● **RECORDS**:
┄┄┄┄┄┄┄┄┄┄

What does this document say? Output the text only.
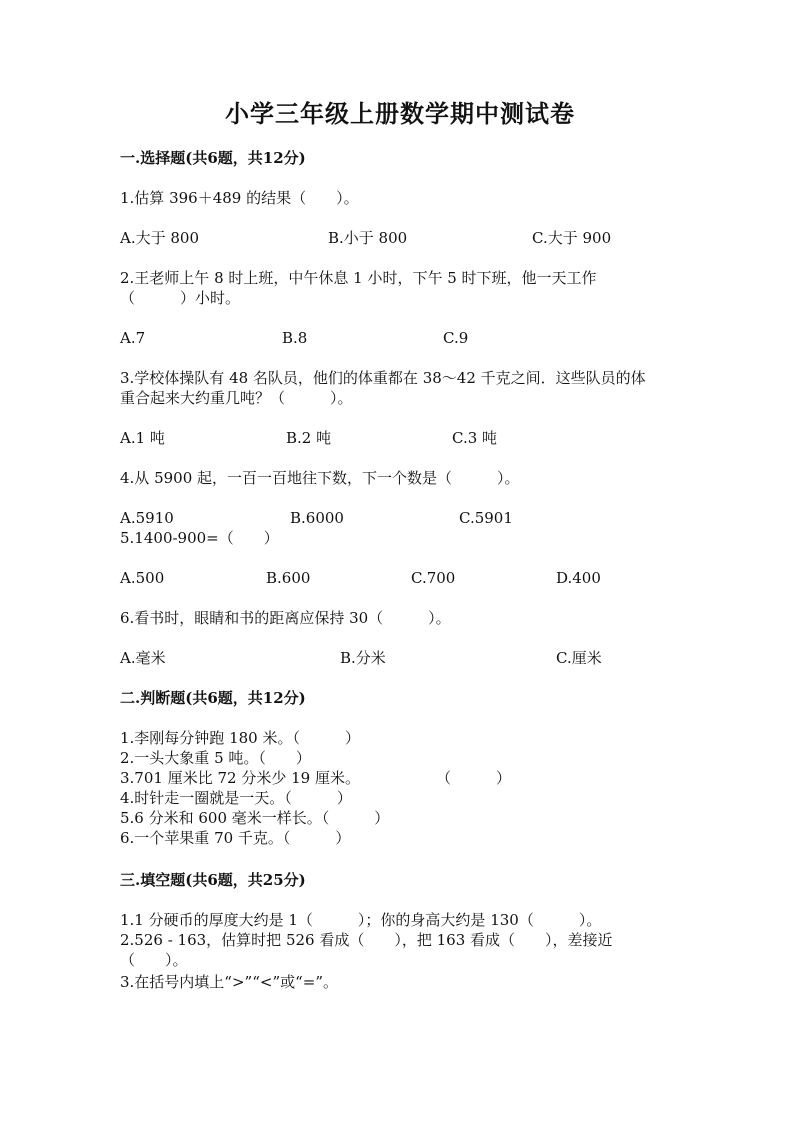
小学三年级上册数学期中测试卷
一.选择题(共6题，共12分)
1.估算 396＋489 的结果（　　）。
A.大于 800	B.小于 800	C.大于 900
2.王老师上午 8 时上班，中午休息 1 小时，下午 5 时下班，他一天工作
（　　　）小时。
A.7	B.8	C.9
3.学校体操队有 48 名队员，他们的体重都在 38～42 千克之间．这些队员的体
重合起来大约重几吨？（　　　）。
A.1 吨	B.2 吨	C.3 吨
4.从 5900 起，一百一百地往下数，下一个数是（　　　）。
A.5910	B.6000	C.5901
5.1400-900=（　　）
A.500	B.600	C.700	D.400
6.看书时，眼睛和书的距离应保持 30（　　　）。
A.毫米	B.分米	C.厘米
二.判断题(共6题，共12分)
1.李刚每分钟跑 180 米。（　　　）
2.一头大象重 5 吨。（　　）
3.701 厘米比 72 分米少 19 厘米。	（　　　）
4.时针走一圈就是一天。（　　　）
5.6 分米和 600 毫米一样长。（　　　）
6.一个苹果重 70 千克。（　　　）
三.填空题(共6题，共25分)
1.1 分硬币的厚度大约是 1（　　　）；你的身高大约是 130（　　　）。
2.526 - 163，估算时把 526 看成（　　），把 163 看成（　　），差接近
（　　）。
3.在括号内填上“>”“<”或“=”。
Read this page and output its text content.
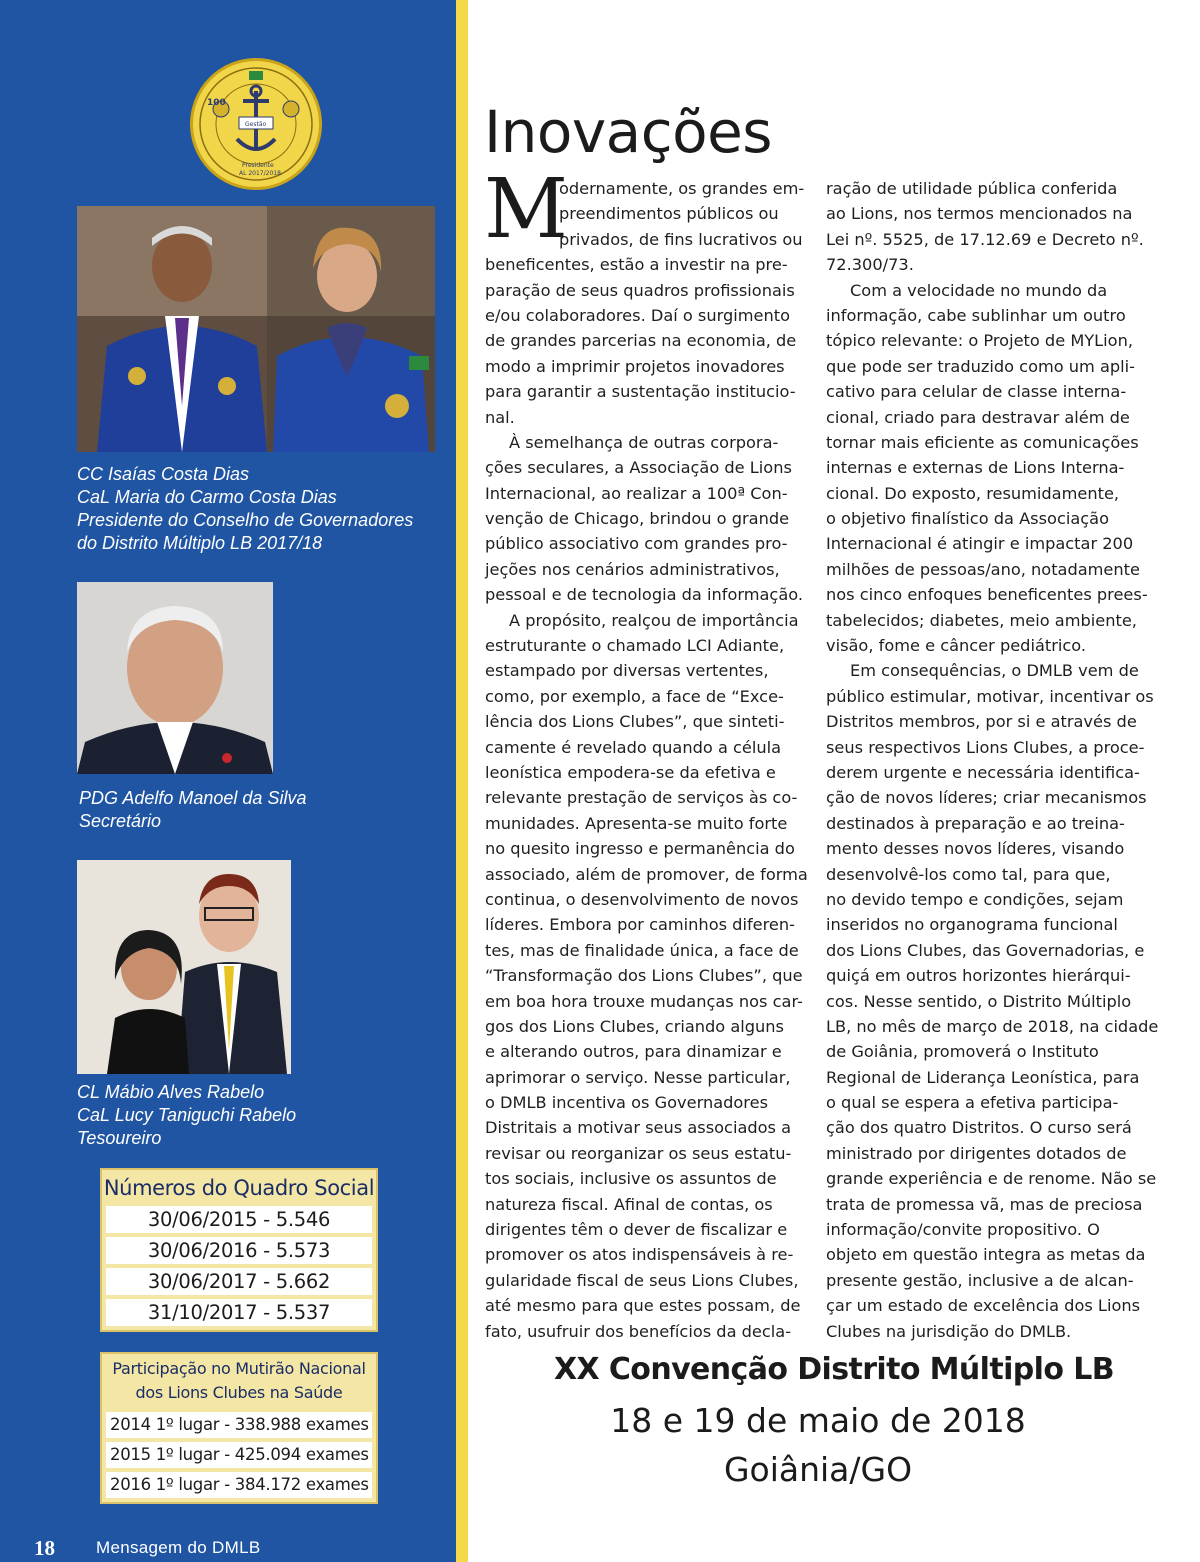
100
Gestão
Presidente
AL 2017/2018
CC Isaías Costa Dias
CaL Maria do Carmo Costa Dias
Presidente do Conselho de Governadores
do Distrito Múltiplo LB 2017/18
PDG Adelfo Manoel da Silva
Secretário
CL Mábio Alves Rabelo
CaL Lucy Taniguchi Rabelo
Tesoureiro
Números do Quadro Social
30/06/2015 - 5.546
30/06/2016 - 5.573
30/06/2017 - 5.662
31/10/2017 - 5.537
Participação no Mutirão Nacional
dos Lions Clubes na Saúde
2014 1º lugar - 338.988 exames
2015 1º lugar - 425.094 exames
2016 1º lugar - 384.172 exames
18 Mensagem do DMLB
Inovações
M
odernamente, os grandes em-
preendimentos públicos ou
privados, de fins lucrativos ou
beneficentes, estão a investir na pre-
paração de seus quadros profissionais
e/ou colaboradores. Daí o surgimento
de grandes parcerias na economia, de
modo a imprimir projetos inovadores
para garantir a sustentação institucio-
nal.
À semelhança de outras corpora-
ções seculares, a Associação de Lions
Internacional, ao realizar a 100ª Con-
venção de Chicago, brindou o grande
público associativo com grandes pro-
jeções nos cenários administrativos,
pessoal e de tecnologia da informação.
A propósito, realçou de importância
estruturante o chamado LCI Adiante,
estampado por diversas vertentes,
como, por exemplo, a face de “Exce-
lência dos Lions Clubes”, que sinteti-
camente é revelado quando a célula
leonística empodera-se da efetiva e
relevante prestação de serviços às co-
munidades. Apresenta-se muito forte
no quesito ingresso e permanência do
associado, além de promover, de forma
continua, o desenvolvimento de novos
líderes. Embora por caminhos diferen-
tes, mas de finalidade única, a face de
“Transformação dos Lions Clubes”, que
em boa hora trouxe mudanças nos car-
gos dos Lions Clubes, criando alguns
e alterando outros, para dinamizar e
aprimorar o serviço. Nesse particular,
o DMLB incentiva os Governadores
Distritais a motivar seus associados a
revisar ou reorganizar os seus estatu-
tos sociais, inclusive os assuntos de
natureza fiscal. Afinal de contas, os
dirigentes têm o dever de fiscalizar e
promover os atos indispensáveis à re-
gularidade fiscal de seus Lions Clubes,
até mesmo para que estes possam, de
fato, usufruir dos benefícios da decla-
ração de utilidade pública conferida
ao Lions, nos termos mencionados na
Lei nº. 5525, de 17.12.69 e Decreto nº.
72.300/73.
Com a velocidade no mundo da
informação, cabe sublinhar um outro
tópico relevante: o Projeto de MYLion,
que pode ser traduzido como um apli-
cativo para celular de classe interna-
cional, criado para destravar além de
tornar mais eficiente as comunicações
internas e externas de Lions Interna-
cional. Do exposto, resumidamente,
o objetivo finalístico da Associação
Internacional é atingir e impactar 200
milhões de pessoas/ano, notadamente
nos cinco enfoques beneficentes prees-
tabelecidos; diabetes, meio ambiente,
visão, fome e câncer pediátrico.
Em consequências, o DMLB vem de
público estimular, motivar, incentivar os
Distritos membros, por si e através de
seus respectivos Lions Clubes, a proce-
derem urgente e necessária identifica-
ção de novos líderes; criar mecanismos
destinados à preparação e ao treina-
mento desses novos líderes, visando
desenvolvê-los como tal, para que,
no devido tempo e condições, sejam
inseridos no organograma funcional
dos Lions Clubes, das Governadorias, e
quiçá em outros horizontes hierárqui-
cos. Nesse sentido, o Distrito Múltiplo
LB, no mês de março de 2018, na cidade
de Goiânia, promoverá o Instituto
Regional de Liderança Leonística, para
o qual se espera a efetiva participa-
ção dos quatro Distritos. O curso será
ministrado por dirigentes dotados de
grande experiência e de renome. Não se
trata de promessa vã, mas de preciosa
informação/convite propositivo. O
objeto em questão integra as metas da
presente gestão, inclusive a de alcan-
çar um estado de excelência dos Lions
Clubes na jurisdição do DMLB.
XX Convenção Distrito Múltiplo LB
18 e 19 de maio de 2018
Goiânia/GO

┄┄┄┄┄┄┄┄┄┄

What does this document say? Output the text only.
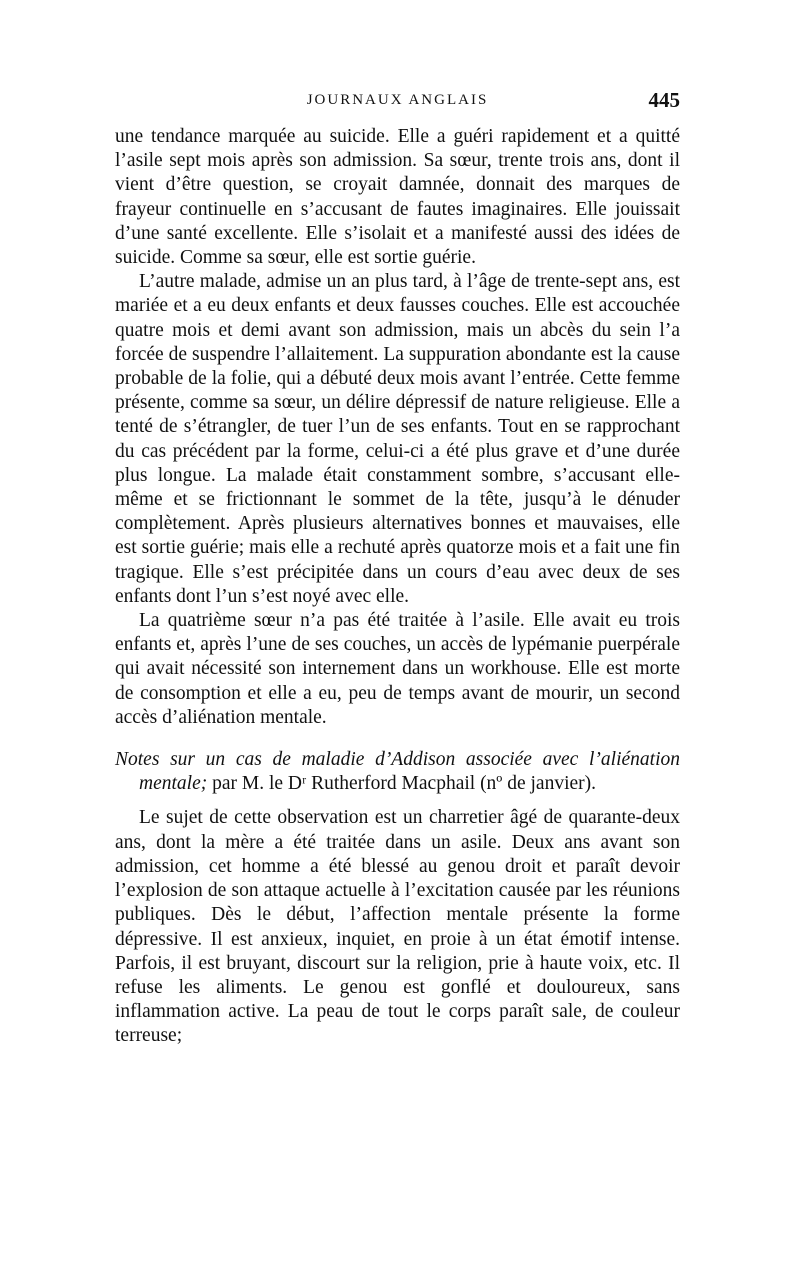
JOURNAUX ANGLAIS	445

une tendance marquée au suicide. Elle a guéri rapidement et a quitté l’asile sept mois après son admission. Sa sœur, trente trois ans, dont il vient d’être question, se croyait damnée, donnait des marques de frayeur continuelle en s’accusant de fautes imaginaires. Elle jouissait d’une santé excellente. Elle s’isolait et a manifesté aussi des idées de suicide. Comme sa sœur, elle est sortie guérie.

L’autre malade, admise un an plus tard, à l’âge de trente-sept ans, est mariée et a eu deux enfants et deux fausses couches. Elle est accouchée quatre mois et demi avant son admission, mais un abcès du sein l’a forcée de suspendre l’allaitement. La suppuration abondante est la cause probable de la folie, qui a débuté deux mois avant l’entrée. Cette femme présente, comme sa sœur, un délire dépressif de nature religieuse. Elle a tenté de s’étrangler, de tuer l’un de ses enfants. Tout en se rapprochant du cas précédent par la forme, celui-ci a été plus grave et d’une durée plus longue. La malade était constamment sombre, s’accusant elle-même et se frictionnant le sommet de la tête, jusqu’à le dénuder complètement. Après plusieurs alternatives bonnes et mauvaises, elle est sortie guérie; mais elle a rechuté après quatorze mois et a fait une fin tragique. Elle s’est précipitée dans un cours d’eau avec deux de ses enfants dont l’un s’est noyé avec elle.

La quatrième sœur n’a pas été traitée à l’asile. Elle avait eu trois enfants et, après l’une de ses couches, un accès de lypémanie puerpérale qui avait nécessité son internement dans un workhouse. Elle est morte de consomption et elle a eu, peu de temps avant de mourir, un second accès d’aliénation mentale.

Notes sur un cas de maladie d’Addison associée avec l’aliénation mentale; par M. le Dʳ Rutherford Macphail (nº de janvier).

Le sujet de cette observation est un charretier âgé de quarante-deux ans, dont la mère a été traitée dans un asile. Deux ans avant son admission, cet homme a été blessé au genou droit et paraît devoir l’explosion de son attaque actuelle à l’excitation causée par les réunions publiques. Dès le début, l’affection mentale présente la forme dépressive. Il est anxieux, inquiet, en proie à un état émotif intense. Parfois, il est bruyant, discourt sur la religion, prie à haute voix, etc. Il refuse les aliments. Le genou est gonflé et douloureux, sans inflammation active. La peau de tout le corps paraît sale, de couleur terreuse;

┄┄┄┄┄┄┄┄┄┄

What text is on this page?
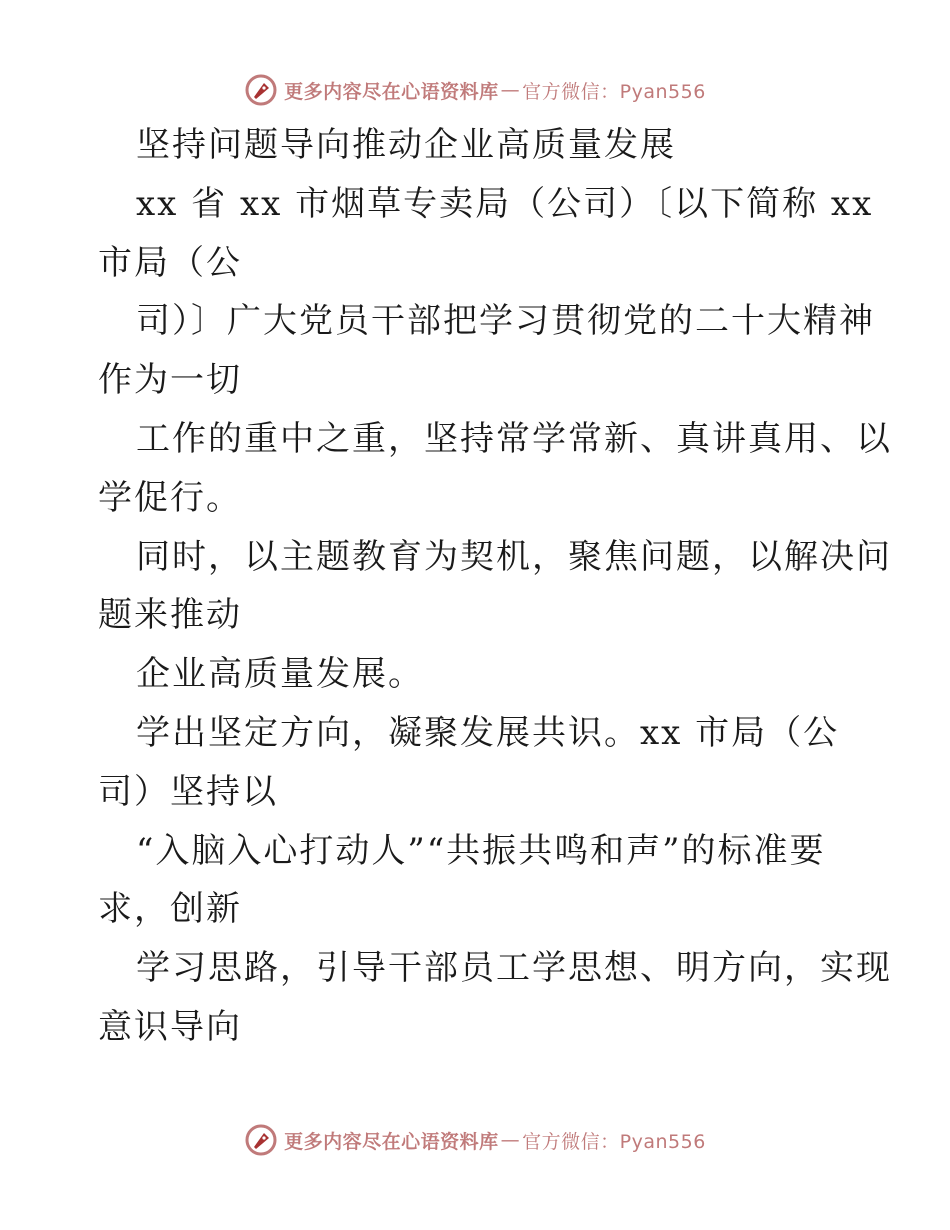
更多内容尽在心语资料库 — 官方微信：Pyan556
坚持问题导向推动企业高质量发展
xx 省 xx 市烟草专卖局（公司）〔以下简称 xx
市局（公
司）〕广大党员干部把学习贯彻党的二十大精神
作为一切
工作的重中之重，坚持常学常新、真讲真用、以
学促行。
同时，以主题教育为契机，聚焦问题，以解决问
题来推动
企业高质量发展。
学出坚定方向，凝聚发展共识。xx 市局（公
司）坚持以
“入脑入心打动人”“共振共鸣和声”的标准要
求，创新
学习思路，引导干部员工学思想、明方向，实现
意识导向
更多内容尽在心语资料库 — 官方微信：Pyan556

┄┄┄┄┄┄┄┄┄┄

Give only the number of lines in the data that include the string "grandes".

● **OUTPUT FOR THIS EXERCISE**:
3